DOCUMENT SEGMENT

§ §

There is an affordable housing crisis in the United States, one that the Congress is struggling to address. The so-called crisis is that housing is getting more affordable. The generations now in power consider this a crisis because they were counting on being able to sell their homes to younger people at inflated prices, consigning them to a life of poverty, to finance a retirement that hasn’t saved for. The wealthy consider it a crisis because they are taking losses on mortgage bonds, and those who manage their money might receive somewhat less inflated pay packages next year. And those in some suburbs consider it a crisis because housing in their neighborhood might become affordable to someone no wealthier than they were when they first purchased, and different from them in other respects. So after 15 years of reductions in subsidies for the poorest, with public housing and Section 8 vouchers a perennial target of scorn, we now see desperate calls for the government to take on hundreds of billions of dollars in future liabilities to subsidize the past purchase of McMansions, and the hocking of houses to buy SUVs and plasma screen TVs and settle gambling debts for the ever-growing casino industry.
What everyone seems to be forgetting, is that housing becoming more affordable is a huge benefit to most current Americans, and all future Americans. And what everyone seems to be forgetting is that many if not most of those who will be forced to pay back those billions of dollars in future liabilities have probably been worse off, on average, than those who borrowed, spent, and are now facing foreclosure, and those who lent to them.

§ §

REQUIREMENT
Reproduce the text on the so-called affordable housing crisis verbatim, from its first sentence to its last.

§ §

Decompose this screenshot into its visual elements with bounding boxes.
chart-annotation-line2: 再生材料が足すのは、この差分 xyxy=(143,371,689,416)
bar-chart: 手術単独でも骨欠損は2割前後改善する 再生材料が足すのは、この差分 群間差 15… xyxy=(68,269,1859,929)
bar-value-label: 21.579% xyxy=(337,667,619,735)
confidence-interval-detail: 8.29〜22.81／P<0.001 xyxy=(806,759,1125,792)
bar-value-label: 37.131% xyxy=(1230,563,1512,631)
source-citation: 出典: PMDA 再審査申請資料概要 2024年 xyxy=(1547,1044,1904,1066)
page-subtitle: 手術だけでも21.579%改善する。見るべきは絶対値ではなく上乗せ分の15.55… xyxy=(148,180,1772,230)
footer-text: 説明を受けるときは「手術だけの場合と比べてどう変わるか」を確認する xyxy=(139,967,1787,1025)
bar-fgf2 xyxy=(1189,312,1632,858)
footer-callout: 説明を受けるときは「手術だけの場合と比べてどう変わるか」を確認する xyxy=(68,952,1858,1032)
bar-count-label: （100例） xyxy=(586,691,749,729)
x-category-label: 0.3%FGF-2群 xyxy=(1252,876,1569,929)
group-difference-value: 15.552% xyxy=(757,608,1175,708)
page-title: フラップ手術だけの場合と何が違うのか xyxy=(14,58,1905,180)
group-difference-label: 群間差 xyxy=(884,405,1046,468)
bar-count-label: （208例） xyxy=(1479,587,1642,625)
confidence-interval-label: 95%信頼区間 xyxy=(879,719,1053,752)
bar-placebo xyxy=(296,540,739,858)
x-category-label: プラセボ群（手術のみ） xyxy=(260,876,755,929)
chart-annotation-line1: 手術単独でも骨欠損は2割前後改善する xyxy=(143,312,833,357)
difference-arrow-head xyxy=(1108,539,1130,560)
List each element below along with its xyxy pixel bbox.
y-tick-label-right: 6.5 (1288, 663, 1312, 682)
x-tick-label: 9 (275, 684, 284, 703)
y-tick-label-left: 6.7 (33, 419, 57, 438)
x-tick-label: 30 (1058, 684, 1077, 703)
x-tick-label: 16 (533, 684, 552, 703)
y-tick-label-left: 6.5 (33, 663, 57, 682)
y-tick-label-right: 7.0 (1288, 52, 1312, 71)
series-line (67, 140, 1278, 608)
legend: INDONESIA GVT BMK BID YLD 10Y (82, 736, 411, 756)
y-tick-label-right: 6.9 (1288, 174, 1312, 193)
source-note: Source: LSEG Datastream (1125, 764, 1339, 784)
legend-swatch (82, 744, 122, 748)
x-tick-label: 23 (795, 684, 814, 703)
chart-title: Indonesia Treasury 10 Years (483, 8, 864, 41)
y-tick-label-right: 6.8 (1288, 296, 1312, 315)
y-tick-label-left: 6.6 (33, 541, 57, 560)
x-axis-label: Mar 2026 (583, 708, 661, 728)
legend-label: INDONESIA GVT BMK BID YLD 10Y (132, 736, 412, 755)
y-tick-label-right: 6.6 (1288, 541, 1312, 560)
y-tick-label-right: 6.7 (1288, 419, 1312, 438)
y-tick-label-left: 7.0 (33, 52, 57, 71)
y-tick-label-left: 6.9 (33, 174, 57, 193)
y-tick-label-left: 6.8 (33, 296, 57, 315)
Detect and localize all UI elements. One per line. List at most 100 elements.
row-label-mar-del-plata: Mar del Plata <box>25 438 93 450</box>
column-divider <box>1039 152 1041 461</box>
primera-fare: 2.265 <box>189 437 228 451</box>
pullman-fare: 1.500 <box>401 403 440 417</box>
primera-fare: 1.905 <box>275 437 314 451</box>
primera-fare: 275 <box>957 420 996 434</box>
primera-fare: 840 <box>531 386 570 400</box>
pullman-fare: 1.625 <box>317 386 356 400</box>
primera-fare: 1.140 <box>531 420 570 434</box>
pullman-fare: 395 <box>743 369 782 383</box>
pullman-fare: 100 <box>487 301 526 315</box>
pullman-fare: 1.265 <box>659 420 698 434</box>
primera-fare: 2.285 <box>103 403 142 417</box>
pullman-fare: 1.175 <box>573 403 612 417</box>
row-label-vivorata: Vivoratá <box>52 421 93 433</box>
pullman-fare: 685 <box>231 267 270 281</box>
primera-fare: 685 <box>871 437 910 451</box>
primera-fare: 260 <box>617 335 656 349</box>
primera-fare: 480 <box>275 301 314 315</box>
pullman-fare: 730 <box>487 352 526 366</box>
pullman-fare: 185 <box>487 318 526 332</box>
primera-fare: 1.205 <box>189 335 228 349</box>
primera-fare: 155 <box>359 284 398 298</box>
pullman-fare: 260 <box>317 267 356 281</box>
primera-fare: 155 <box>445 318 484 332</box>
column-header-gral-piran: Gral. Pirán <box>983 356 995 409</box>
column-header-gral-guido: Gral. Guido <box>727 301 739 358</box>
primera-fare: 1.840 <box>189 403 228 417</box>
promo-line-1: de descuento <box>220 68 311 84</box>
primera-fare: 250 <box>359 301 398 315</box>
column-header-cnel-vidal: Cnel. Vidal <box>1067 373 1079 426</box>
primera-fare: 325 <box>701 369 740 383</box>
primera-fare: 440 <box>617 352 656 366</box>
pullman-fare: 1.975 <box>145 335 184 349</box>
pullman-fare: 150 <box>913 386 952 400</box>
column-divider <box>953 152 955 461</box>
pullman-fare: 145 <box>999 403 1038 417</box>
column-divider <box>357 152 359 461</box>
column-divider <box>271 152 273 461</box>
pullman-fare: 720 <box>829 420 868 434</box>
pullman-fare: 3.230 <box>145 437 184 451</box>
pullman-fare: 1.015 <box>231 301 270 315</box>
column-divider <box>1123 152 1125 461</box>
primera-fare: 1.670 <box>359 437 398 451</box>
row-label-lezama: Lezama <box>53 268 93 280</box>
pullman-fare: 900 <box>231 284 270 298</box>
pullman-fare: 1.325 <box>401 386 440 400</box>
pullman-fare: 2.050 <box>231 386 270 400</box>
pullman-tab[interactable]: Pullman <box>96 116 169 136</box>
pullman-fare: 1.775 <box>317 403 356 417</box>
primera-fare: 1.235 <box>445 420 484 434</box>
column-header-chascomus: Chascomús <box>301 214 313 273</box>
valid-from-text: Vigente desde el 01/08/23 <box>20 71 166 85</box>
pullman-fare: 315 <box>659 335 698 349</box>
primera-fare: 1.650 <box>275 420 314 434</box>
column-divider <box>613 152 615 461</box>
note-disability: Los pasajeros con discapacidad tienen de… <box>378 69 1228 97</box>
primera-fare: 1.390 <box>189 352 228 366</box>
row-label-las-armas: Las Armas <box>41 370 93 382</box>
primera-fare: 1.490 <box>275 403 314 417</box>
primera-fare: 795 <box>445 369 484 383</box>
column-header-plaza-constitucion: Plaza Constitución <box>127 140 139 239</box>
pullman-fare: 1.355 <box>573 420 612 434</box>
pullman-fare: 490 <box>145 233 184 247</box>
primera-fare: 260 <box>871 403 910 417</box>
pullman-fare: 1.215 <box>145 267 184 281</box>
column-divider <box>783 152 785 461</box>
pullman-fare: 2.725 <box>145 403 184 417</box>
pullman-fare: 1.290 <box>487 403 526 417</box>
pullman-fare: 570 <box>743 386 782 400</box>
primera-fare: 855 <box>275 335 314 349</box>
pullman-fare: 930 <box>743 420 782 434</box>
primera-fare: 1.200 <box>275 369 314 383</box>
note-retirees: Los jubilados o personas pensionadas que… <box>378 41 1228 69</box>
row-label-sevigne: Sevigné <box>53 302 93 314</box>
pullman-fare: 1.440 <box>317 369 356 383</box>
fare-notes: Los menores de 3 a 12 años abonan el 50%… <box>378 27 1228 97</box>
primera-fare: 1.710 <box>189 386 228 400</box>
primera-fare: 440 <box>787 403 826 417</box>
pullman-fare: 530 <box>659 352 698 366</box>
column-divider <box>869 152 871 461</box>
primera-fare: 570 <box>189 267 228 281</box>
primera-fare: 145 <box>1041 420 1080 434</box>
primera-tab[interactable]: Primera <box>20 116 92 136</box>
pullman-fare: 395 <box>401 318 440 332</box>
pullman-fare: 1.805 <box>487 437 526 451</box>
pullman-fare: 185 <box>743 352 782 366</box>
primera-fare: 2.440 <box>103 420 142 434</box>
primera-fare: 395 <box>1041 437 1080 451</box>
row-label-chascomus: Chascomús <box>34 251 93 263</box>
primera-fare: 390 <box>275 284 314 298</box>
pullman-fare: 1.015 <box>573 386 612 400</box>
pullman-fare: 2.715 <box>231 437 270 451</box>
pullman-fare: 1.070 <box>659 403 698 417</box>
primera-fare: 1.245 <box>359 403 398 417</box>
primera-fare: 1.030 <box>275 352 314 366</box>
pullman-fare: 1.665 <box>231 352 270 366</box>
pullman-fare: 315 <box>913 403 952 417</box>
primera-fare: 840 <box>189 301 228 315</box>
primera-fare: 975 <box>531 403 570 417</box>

§ §

EXERCISE RESPONSE
There is an affordable housing crisis in the United States, one that the Congress is struggling to address. The so-called crisis is that housing is getting more affordable. The generations now in power consider this a crisis because they were counting on being able to sell their homes to younger people at inflated prices, consigning them to a life of poverty, to finance a retirement that hasn’t saved for. The wealthy consider it a crisis because they are taking losses on mortgage bonds, and those who manage their money might receive somewhat less inflated pay packages next year. And those in some suburbs consider it a crisis because housing in their neighborhood might become affordable to someone no wealthier than they were when they first purchased, and different from them in other respects. So after 15 years of reductions in subsidies for the poorest, with public housing and Section 8 vouchers a perennial target of scorn, we now see desperate calls for the government to take on hundreds of billions of dollars in future liabilities to subsidize the past purchase of McMansions, and the hocking of houses to buy SUVs and plasma screen TVs and settle gambling debts for the ever-growing casino industry.
What everyone seems to be forgetting, is that housing becoming more affordable is a huge benefit to most current Americans, and all future Americans. And what everyone seems to be forgetting is that many if not most of those who will be forced to pay back those billions of dollars in future liabilities have probably been worse off, on average, than those who borrowed, spent, and are now facing foreclosure, and those who lent to them.